■ **EXERCISE PROMPT**
Restate every line of the material, word for word.
──────── EXTRACTED ENTRIES ────────
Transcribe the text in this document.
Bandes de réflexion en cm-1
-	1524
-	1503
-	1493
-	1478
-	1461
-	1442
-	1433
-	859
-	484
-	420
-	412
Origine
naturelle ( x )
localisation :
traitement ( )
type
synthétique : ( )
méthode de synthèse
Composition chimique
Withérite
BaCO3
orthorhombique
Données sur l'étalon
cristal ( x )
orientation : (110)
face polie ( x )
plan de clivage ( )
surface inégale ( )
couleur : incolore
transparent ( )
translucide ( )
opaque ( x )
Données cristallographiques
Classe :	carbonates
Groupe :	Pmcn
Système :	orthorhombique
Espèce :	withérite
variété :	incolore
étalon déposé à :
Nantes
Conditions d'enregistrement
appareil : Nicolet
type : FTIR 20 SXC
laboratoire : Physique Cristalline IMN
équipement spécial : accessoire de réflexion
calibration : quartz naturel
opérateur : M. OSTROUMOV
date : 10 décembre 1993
────────
■ **RESPONSE TO THIS EXERCISE**
Transcribe the text in this document.
Bandes de réflexion en cm-1
-	1524
-	1503
-	1493
-	1478
-	1461
-	1442
-	1433
-	859
-	484
-	420
-	412
Origine
naturelle ( x )
localisation :
traitement ( )
type
synthétique : ( )
méthode de synthèse
Composition chimique
Withérite
BaCO3
orthorhombique
Données sur l'étalon
cristal ( x )
orientation : (110)
face polie ( x )
plan de clivage ( )
surface inégale ( )
couleur : incolore
transparent ( )
translucide ( )
opaque ( x )
Données cristallographiques
Classe :	carbonates
Groupe :	Pmcn
Système :	orthorhombique
Espèce :	withérite
variété :	incolore
étalon déposé à :
Nantes
Conditions d'enregistrement
appareil : Nicolet
type : FTIR 20 SXC
laboratoire : Physique Cristalline IMN
équipement spécial : accessoire de réflexion
calibration : quartz naturel
opérateur : M. OSTROUMOV
date : 10 décembre 1993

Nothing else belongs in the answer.